Filter the entries below, keeping only lines with the word "Coinbase".
══ Given records ══
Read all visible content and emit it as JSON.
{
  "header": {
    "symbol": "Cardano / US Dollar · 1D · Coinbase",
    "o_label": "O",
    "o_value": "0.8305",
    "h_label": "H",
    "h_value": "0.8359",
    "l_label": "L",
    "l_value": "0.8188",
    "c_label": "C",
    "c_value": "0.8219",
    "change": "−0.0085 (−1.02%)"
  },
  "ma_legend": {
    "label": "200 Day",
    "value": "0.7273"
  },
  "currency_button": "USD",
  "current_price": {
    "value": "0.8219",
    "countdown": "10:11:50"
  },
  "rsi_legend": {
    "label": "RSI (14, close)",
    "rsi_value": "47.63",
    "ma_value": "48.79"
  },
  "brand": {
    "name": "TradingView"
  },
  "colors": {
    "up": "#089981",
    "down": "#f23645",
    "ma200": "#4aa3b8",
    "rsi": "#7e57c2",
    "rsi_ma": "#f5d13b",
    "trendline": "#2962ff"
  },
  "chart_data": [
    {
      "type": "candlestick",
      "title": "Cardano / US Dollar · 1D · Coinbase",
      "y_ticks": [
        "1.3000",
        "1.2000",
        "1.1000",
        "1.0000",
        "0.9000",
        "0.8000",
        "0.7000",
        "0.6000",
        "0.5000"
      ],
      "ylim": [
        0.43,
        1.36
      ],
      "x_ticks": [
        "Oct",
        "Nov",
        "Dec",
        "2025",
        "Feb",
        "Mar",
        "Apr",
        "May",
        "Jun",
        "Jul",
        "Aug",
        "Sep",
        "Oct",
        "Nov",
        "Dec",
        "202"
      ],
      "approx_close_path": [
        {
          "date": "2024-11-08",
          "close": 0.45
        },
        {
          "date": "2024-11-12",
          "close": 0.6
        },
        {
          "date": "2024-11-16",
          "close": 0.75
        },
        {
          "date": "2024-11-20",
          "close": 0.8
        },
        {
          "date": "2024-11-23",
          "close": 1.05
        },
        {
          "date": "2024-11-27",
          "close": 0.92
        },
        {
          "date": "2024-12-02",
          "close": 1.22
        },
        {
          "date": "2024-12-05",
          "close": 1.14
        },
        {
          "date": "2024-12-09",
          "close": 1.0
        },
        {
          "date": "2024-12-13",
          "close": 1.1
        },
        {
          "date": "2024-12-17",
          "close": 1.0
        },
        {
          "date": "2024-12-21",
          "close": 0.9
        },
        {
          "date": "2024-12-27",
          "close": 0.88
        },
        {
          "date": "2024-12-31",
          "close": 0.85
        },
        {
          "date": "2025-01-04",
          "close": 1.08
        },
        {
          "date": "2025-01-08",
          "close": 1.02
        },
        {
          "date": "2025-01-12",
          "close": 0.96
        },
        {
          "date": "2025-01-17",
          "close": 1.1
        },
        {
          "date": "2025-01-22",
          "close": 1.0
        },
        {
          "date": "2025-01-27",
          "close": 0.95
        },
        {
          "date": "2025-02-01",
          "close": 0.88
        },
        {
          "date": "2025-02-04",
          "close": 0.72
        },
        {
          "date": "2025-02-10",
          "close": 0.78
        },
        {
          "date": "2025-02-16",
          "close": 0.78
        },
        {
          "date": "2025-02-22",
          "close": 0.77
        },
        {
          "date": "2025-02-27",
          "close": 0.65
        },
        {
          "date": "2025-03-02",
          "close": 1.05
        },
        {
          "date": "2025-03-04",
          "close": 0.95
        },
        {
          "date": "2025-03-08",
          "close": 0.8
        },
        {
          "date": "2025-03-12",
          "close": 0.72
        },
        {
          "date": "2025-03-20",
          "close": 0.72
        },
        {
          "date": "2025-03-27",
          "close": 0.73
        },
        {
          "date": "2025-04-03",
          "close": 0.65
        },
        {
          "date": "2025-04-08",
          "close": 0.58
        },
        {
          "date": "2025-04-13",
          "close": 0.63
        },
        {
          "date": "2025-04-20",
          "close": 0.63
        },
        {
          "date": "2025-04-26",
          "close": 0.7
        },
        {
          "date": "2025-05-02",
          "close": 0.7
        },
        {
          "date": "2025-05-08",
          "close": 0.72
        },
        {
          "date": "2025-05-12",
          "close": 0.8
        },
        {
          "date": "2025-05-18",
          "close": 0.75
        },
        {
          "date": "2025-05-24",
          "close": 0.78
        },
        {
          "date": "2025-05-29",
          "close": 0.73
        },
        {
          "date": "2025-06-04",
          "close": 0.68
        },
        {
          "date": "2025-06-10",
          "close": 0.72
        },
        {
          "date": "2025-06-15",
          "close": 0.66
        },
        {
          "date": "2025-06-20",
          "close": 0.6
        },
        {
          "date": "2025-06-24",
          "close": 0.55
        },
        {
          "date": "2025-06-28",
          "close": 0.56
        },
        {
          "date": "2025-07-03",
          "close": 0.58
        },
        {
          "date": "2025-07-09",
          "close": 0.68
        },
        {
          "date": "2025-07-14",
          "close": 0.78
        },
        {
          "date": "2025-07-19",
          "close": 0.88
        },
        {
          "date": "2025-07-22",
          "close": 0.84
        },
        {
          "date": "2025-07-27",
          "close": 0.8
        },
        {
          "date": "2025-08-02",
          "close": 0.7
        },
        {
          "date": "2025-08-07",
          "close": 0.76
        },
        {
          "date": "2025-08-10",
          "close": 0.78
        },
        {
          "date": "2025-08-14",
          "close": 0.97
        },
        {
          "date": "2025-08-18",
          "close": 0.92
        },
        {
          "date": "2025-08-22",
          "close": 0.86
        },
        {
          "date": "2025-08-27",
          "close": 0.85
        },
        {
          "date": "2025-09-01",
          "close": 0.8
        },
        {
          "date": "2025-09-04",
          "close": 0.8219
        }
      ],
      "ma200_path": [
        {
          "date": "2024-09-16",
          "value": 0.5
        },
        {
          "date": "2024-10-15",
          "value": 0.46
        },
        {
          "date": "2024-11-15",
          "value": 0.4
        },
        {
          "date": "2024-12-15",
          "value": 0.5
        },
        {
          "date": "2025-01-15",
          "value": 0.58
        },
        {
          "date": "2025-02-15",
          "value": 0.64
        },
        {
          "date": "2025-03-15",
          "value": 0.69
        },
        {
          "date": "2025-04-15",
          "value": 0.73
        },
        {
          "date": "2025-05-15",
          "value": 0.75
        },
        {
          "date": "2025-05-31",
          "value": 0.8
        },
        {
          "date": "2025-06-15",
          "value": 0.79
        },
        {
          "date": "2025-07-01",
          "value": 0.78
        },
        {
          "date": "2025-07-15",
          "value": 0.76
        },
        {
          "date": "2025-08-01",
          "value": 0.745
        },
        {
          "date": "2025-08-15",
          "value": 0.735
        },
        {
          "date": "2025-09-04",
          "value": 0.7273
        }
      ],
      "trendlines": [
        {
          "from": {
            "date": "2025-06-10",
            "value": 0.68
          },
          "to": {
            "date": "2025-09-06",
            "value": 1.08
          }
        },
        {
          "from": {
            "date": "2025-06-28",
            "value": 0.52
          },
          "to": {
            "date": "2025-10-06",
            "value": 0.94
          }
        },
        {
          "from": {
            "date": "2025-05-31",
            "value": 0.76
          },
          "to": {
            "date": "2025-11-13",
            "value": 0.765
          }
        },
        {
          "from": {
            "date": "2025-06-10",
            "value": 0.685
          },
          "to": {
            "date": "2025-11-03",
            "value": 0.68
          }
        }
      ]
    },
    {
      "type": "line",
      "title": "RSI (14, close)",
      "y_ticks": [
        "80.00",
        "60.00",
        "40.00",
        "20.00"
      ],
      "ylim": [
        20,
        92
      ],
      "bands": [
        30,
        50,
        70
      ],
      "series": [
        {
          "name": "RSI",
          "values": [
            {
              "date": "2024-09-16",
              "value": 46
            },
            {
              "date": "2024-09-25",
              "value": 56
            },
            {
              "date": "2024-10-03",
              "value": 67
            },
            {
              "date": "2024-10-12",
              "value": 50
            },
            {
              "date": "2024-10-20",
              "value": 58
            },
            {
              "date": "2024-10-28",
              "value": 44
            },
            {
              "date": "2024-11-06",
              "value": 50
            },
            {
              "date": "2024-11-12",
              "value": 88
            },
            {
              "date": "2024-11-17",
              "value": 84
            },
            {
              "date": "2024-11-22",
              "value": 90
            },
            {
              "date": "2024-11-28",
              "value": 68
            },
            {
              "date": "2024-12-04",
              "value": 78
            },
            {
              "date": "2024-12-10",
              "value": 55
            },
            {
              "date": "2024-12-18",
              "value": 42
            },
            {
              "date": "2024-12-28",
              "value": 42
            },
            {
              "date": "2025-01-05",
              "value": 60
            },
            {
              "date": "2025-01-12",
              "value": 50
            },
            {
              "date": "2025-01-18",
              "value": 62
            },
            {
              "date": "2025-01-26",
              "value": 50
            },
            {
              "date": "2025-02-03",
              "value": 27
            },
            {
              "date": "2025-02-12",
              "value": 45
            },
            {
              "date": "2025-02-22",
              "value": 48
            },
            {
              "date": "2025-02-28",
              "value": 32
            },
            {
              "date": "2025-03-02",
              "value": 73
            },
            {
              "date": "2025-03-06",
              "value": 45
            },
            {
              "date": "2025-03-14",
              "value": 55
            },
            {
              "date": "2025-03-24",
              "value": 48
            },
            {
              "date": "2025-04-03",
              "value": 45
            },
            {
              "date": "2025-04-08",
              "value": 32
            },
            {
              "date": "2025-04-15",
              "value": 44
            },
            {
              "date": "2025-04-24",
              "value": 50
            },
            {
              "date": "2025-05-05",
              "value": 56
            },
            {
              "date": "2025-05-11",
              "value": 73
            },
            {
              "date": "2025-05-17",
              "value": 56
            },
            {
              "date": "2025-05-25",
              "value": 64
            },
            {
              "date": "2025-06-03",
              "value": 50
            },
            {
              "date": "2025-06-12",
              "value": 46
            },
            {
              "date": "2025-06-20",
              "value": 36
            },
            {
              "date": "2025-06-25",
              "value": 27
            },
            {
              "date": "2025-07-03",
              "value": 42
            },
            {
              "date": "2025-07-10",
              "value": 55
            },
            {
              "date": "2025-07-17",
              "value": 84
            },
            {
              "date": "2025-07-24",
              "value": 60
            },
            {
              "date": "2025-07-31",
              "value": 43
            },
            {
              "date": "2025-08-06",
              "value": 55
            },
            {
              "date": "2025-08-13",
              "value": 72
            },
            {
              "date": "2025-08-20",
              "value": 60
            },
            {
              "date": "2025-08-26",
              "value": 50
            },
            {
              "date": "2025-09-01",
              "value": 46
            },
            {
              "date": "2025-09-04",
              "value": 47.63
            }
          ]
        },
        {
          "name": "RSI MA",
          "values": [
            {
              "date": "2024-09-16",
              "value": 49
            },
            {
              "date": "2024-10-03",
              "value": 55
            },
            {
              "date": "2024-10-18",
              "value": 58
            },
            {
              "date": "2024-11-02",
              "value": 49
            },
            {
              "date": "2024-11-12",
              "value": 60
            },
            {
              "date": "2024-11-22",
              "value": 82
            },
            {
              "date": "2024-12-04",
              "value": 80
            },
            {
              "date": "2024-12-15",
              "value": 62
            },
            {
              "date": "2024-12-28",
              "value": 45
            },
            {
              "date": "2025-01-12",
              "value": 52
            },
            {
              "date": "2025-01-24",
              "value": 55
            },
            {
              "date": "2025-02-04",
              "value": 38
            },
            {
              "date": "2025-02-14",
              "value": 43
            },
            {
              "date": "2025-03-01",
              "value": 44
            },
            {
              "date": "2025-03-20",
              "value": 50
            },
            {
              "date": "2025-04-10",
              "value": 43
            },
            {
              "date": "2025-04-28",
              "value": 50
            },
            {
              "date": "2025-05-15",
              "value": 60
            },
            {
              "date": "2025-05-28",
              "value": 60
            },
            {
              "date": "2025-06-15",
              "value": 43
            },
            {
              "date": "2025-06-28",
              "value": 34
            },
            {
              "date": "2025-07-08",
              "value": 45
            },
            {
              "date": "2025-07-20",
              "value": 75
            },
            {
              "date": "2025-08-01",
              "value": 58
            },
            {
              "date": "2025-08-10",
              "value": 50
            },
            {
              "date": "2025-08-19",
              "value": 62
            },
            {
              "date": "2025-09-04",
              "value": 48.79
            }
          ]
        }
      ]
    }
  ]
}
═══
> **Result of the task**:
    "symbol": "Cardano / US Dollar · 1D · Coinbase",
      "title": "Cardano / US Dollar · 1D · Coinbase",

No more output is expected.